• [Given data]:
>> begin

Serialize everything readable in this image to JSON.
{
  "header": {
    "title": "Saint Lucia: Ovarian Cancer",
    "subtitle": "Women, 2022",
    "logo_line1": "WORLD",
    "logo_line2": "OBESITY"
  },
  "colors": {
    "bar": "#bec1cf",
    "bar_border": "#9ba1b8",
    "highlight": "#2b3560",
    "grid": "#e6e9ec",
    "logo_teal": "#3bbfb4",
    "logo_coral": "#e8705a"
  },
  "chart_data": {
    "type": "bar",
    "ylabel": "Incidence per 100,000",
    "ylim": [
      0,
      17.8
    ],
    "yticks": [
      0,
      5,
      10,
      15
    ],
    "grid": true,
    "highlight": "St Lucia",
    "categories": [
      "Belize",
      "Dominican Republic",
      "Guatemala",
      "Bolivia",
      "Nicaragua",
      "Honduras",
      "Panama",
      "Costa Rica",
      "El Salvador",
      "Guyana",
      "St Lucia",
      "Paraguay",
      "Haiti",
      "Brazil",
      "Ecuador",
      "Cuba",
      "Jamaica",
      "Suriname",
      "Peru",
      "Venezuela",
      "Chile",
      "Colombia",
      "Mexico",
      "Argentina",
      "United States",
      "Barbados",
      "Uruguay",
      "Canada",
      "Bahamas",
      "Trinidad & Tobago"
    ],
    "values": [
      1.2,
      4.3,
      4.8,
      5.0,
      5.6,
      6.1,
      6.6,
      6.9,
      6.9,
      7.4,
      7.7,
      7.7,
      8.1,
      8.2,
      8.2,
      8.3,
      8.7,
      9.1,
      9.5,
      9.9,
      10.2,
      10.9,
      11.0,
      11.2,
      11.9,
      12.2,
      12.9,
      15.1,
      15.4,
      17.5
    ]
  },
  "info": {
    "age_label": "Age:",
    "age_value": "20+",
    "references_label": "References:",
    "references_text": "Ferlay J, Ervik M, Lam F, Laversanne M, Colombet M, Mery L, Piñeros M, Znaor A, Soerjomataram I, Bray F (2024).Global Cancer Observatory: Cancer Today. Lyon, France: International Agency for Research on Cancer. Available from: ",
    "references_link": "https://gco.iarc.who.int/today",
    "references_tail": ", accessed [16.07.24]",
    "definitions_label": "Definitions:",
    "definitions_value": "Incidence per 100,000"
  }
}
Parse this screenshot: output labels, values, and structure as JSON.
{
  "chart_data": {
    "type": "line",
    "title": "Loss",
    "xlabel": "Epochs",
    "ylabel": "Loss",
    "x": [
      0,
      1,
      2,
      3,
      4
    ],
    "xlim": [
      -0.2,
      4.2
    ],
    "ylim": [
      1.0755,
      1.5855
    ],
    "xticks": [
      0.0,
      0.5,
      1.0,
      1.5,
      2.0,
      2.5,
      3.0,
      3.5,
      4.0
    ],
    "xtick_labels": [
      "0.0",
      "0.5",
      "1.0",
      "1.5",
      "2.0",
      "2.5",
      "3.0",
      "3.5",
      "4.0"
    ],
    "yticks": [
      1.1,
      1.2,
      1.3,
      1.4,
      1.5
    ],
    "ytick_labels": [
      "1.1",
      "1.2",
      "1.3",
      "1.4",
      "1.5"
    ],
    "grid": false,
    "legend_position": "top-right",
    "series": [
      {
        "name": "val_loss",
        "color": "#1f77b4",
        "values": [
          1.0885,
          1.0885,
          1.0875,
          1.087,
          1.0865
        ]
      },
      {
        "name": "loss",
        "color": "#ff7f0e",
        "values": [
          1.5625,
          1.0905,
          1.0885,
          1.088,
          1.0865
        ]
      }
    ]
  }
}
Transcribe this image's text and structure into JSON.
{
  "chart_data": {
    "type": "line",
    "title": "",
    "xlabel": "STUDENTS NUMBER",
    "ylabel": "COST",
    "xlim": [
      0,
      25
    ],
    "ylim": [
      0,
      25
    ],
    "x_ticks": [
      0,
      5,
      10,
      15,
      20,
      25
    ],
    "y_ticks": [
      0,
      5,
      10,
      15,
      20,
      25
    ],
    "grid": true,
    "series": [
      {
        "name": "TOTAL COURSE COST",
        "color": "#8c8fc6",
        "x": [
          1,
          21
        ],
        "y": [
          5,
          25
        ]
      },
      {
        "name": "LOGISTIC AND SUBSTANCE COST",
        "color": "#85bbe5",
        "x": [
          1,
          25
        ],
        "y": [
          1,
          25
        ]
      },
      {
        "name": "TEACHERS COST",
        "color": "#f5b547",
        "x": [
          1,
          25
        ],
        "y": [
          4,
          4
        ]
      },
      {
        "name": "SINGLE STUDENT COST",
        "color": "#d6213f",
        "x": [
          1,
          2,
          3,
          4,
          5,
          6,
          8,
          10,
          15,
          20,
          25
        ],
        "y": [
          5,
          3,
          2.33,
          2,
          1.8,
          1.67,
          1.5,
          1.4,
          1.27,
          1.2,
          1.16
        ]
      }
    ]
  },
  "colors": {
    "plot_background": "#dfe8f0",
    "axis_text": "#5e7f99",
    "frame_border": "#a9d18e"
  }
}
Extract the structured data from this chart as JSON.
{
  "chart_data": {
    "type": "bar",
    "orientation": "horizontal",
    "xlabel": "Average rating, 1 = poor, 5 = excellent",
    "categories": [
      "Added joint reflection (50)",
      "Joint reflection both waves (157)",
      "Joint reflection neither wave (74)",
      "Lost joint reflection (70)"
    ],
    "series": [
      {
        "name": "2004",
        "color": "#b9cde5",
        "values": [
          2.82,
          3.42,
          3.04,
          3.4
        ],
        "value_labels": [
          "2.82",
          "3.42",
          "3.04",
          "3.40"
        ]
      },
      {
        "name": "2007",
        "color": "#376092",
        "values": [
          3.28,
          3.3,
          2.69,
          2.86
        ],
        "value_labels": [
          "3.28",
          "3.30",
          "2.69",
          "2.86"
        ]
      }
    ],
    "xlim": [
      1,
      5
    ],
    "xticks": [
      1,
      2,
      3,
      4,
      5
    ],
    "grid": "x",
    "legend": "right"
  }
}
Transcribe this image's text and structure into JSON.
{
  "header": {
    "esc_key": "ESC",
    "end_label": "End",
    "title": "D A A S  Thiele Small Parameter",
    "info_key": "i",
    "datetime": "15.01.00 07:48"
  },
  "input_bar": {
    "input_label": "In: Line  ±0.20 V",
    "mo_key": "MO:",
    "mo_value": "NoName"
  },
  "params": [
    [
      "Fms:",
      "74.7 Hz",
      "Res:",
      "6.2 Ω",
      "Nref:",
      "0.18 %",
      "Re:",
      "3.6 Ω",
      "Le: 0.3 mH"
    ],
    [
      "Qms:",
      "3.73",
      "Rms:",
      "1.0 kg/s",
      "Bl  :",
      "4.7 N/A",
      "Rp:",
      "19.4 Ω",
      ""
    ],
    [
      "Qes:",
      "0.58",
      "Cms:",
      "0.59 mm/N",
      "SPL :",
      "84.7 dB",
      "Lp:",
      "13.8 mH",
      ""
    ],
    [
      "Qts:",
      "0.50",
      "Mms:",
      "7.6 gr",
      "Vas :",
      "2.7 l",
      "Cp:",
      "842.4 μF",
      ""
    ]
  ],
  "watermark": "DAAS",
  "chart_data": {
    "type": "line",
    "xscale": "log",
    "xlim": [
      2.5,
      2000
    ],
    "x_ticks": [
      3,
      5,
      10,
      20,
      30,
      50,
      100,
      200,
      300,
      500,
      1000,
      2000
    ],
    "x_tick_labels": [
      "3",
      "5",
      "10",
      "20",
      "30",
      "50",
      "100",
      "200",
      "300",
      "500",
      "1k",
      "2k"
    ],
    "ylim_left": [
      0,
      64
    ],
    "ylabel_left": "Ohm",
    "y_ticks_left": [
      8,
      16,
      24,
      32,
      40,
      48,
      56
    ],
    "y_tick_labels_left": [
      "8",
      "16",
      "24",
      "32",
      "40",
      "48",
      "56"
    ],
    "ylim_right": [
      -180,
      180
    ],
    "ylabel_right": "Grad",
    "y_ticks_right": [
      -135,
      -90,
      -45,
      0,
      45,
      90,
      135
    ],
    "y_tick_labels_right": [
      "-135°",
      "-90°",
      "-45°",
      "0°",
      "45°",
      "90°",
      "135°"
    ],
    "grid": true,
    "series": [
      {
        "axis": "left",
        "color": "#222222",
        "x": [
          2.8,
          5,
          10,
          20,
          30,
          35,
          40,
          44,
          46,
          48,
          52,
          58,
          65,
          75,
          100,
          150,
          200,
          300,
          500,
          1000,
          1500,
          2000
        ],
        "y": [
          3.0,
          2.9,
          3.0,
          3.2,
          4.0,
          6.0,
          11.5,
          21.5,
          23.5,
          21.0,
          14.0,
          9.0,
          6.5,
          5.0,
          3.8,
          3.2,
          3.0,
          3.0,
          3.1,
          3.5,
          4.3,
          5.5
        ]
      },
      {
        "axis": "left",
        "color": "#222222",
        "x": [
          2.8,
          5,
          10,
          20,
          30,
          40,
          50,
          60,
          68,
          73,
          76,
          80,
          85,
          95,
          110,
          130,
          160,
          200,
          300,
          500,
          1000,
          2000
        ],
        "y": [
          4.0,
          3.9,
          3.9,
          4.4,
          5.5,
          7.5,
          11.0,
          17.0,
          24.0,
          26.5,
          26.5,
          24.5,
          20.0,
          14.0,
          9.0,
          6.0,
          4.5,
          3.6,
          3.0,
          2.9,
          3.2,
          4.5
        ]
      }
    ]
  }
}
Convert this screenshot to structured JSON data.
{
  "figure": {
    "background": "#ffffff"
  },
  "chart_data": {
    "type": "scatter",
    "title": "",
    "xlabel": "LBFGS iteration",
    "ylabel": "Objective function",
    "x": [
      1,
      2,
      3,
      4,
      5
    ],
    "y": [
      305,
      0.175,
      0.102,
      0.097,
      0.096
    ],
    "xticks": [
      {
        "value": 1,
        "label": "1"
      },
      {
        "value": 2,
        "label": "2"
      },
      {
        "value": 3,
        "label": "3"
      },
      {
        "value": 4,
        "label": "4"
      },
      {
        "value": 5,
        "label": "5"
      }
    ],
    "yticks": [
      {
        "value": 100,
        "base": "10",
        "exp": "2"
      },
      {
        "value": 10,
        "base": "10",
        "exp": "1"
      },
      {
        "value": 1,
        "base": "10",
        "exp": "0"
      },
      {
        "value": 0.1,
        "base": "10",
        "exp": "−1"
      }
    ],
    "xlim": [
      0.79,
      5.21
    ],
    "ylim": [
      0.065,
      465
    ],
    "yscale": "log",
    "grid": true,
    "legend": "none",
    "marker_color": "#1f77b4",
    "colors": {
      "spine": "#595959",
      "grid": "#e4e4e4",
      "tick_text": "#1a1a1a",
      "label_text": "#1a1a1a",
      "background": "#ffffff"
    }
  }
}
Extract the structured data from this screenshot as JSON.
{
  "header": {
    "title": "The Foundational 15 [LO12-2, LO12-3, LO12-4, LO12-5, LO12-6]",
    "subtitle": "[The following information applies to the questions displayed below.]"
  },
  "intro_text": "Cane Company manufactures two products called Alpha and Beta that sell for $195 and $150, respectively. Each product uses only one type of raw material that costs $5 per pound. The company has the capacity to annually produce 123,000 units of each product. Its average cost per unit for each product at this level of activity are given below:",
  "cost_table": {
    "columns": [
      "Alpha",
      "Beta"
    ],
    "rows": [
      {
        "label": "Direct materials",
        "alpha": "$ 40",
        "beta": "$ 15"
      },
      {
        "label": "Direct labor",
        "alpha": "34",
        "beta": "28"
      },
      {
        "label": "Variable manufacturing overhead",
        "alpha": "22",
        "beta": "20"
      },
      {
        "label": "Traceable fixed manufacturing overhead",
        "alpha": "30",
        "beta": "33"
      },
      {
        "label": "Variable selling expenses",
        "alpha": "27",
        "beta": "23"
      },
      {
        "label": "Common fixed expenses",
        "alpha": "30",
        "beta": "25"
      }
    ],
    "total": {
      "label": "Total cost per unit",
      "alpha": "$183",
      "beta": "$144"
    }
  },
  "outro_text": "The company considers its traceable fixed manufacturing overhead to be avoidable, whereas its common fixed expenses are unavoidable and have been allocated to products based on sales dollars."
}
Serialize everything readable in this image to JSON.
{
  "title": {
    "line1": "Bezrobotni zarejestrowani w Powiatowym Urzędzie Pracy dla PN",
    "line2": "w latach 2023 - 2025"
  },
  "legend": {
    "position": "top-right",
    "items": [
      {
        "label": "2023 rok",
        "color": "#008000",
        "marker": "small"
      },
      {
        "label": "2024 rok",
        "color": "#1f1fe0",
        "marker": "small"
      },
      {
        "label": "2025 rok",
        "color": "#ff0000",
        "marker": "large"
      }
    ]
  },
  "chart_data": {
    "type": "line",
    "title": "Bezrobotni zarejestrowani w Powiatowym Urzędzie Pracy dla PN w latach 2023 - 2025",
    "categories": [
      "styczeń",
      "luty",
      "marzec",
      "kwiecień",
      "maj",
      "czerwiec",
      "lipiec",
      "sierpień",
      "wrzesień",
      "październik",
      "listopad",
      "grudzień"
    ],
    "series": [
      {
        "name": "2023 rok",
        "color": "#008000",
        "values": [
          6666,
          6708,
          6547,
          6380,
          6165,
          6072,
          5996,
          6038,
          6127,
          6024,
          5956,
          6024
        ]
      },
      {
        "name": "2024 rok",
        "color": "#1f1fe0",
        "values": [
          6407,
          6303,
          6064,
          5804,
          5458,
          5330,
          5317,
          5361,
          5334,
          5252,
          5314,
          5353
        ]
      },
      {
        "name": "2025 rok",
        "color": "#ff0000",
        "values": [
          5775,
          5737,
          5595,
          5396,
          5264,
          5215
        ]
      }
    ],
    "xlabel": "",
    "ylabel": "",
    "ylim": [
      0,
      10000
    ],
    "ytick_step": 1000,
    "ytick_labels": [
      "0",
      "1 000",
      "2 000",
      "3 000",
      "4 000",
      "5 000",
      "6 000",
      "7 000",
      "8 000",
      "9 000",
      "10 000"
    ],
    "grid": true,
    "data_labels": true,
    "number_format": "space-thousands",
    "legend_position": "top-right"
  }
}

>> end

• [Requirements]: Copy in full each line that holds the word "overhead".

• [Output of the exercise]:
        "label": "Variable manufacturing overhead",
        "label": "Traceable fixed manufacturing overhead",
  "outro_text": "The company considers its traceable fixed manufacturing overhead to be avoidable, whereas its common fixed expenses are unavoidable and have been allocated to products based on sales dollars."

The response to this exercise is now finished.